**Excerpt provided:**
"""

Changing Face Of Practice Management

Generalisations
can be grossly misleading, but this one I will still make. We as Chartered
Accountants love to complain and project ourselves as victims. We genuinely
believe that we are tirelessly slogging away for unappreciative and
unresponsive clients. I find this a self-defeatist attitude stemming from a
lack of enjoyment and pride in the job we are doing. If there is a real problem
then let us fix it. As they say, if you are not lighting any candles, don’t
complain about being in the dark.

 

To fix the
problem, we need to ask some basic questions. As individuals, we often ponder
over some existential questions, but fail to ask similar questions relating to
our professional existence:

 

What is the
purpose of our existence and why are we making all these efforts?

  Where do we
see ourselves in the next 5/10 years and what efforts are we making towards
that end?

  How do our
clients and others see us?

 

These and
similar core questions will help us decide the strategy for managing our
professional practice.

 


Size Matters

Over the last
few decades, businesses have evolved and have got far more complex on the
backbone of technology. Indeed, the technology revolution has permitted
businesses to assume structural changes and scales never contemplated or thought
feasible before.

 

The unfortunate truth is that Chartered
Accountancy(CA) firms have not evolved at the same pace. The records of ICAI
shows that less than 10 % of the Indian CA firms are more than 4 partners
strong and hence most often incapable of providing the full range of
professional service to their clients.

 

Professional
firms have a choice; to either remain small and create a niche for themselves
or build scale and become a one-stop shop for their clients. A firm where
partners individually would create a niche for themselves, but the firm
collectively would cater to the full range of services. The reality however, is
that firms have chosen to remain small for all the wrong reasons. The chief
reasons are – unwillingness to give up the name, protecting tenancy rights,
fear of losing independence, etc.

"""

**Problem statement:**
From the practice management article, extract the passage from "Over the last" up to and including "to their clients.", copying it word for word.

**Material supplied:**
"""

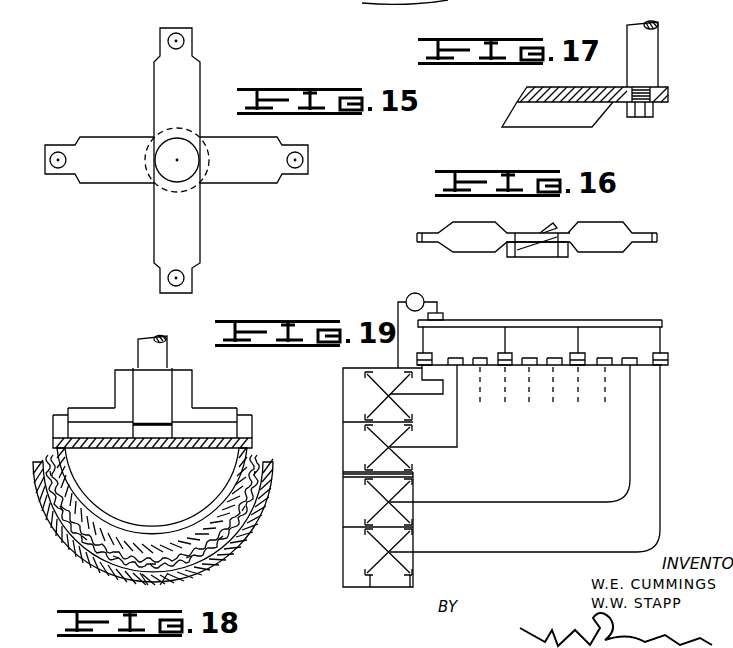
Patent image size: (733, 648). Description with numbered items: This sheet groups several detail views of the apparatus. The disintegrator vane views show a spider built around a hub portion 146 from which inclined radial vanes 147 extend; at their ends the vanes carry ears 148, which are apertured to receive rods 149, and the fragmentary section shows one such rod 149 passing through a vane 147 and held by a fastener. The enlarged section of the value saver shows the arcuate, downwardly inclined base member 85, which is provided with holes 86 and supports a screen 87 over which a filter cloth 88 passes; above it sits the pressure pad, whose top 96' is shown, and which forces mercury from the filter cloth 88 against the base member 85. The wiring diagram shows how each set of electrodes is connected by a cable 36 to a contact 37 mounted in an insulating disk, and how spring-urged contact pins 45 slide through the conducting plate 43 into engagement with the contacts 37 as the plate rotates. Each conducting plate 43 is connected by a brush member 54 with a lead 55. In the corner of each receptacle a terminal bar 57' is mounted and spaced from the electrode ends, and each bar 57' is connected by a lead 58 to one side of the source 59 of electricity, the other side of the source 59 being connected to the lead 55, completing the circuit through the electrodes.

"""
"""

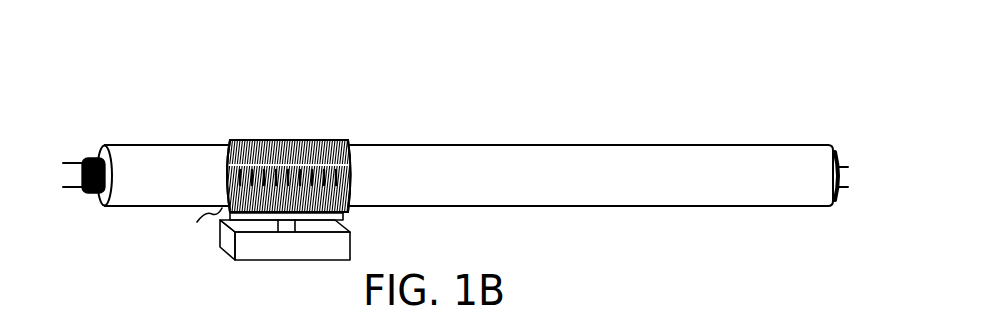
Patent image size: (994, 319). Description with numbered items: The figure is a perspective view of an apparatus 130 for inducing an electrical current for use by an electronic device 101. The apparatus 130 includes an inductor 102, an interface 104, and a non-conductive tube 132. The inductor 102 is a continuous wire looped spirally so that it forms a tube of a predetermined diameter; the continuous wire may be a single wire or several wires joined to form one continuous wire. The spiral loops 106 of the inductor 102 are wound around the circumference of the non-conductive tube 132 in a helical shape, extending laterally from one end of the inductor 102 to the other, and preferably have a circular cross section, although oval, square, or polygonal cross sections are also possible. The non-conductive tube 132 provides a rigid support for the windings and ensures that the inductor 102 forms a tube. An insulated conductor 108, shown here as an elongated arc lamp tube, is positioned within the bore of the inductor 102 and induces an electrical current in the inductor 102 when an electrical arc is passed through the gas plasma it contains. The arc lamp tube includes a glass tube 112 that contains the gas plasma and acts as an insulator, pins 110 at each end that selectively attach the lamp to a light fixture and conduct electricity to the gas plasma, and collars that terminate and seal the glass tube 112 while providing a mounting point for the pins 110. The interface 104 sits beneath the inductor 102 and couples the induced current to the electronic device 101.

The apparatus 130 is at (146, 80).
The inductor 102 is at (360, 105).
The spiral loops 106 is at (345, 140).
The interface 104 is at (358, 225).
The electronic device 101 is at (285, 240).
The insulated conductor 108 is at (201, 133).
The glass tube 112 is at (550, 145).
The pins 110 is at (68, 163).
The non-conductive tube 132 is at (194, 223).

"""
"""

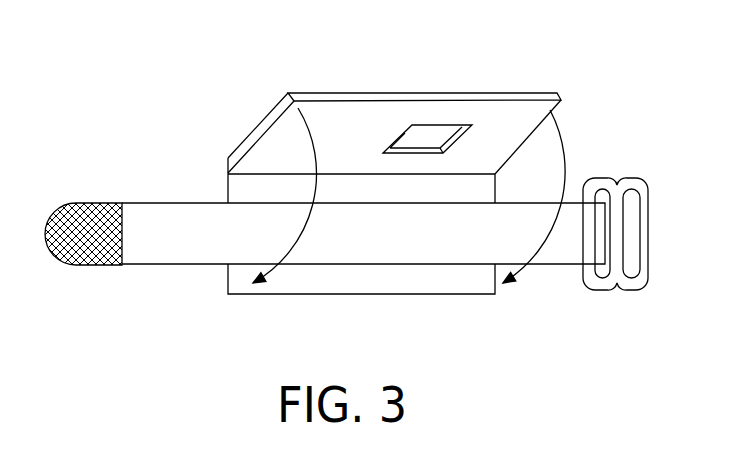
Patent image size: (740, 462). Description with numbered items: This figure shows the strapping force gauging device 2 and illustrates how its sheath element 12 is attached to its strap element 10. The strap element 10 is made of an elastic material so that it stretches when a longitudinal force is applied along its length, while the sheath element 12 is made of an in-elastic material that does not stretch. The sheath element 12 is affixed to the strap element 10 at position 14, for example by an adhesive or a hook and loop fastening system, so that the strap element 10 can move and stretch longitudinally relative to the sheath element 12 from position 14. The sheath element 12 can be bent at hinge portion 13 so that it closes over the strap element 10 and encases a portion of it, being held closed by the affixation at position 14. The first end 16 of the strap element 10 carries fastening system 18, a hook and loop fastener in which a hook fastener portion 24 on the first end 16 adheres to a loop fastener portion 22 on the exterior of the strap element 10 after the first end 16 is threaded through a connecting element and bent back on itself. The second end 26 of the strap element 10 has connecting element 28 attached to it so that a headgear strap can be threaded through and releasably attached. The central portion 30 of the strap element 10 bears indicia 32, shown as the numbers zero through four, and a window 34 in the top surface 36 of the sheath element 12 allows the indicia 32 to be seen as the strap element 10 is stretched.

"""

**Result of this exercise:**
Over the last
few decades, businesses have evolved and have got far more complex on the
backbone of technology. Indeed, the technology revolution has permitted
businesses to assume structural changes and scales never contemplated or thought
feasible before.

 

The unfortunate truth is that Chartered
Accountancy(CA) firms have not evolved at the same pace. The records of ICAI
shows that less than 10 % of the Indian CA firms are more than 4 partners
strong and hence most often incapable of providing the full range of
professional service to their clients.